■ WRITTEN EXERCISE
Wherever the word "leathered" appears in a line, copy that line.

■ GIVEN DATA
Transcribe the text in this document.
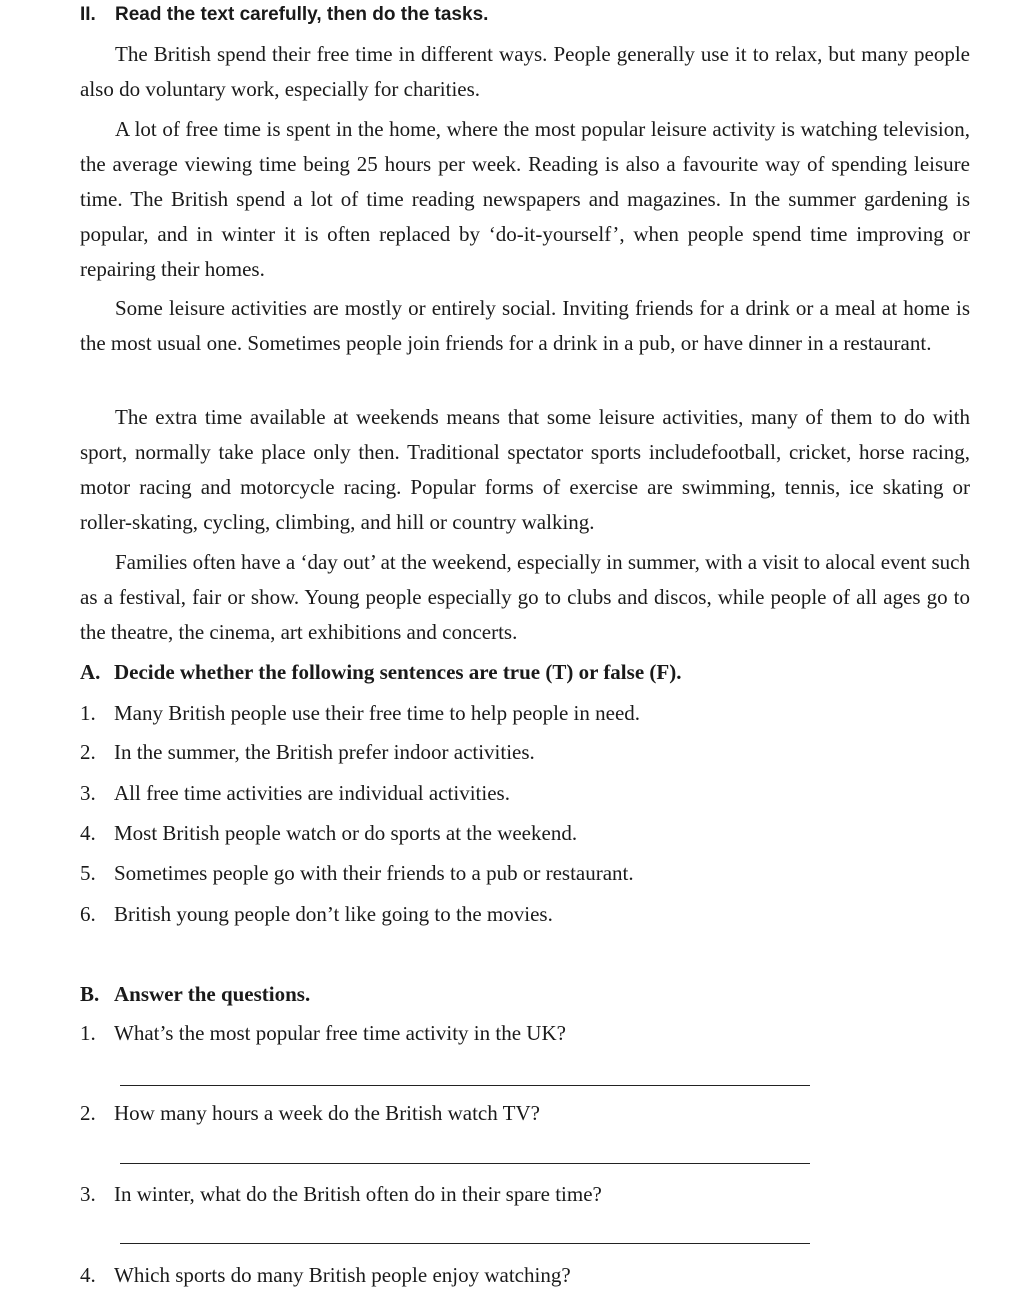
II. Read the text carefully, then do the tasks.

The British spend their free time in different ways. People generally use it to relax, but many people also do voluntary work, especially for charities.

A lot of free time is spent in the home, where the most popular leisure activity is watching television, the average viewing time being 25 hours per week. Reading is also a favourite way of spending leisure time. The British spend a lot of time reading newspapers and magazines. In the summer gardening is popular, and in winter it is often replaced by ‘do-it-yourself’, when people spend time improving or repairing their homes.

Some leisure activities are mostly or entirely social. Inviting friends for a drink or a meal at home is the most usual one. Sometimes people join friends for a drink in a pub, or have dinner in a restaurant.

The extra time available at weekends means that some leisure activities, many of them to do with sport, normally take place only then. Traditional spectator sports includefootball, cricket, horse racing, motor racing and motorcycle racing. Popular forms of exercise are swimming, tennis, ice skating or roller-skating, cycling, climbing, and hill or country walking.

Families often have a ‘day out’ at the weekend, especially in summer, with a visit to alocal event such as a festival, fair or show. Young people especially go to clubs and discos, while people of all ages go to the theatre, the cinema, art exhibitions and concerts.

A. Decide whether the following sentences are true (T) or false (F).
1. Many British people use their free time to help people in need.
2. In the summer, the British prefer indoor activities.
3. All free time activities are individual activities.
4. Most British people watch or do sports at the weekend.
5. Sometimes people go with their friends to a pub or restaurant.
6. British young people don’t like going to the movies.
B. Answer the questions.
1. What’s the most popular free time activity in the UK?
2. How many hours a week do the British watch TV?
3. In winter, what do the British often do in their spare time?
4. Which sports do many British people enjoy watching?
==
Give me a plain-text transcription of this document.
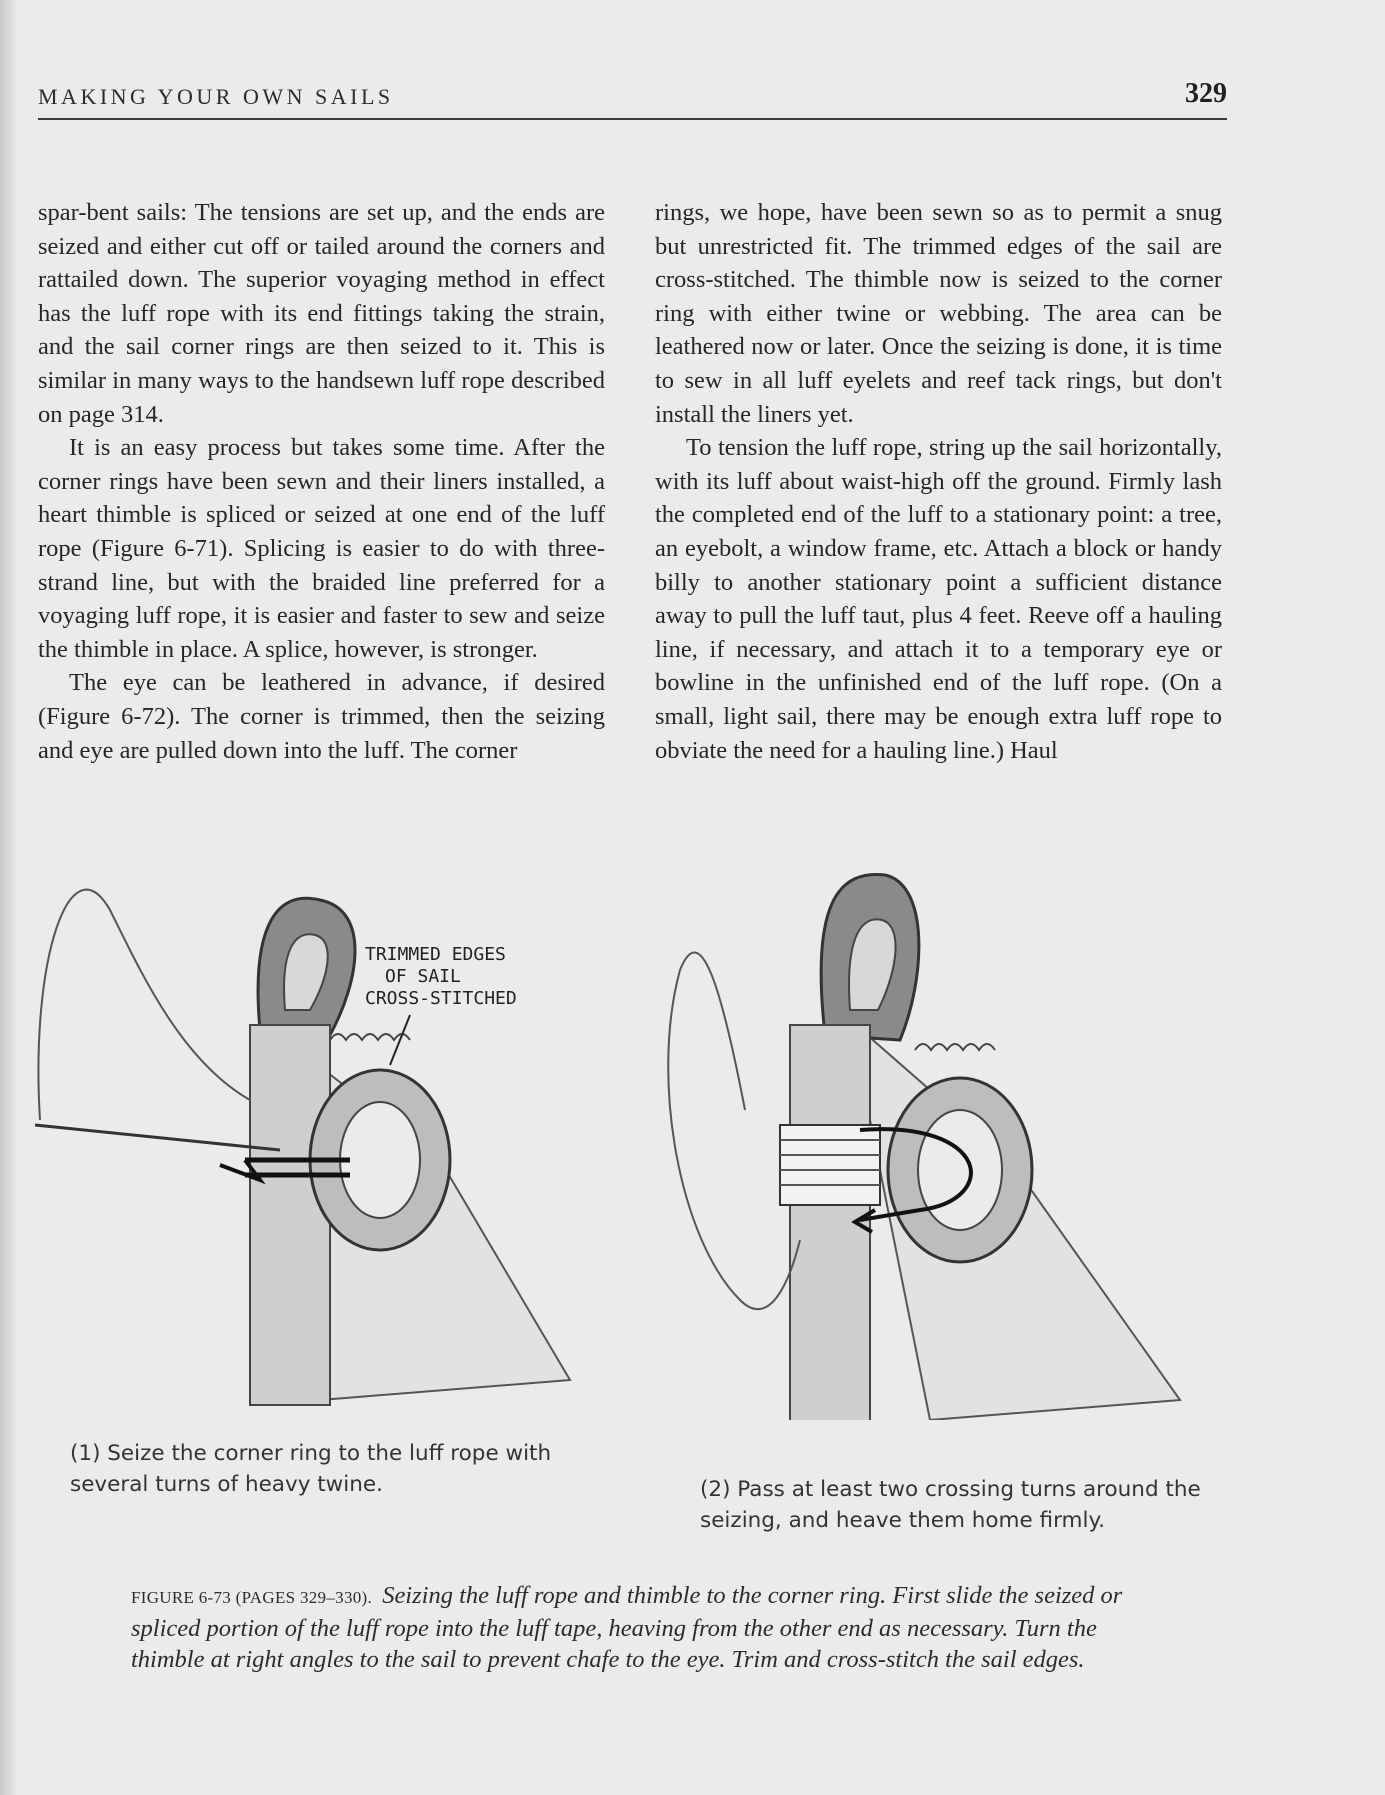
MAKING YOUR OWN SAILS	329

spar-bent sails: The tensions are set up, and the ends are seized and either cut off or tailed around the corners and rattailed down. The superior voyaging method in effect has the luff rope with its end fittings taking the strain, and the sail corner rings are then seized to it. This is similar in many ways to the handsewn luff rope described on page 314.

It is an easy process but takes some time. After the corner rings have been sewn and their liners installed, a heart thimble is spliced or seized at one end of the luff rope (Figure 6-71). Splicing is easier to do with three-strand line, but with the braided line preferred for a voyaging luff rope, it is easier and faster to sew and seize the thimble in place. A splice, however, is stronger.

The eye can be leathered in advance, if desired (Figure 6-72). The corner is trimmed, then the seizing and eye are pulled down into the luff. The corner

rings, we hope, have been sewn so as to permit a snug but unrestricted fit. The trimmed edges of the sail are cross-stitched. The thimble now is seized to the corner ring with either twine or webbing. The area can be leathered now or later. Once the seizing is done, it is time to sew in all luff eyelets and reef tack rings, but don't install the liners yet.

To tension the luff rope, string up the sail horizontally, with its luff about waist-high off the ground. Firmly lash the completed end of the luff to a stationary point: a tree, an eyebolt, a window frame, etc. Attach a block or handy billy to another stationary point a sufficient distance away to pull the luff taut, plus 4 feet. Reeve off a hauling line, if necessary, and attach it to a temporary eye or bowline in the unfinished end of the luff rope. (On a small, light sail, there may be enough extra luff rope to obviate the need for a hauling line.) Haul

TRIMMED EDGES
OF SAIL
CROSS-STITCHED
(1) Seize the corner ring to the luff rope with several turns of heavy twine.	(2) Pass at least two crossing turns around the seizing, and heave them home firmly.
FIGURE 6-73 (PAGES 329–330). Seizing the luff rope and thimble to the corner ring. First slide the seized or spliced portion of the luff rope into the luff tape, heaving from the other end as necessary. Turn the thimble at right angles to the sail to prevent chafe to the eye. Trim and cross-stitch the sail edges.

■ SOLVED PROBLEM
The eye can be leathered in advance, if desired (Figure 6-72). The corner is trimmed, then the seizing and eye are pulled down into the luff. The corner
rings, we hope, have been sewn so as to permit a snug but unrestricted fit. The trimmed edges of the sail are cross-stitched. The thimble now is seized to the corner ring with either twine or webbing. The area can be leathered now or later. Once the seizing is done, it is time to sew in all luff eyelets and reef tack rings, but don't install the liners yet.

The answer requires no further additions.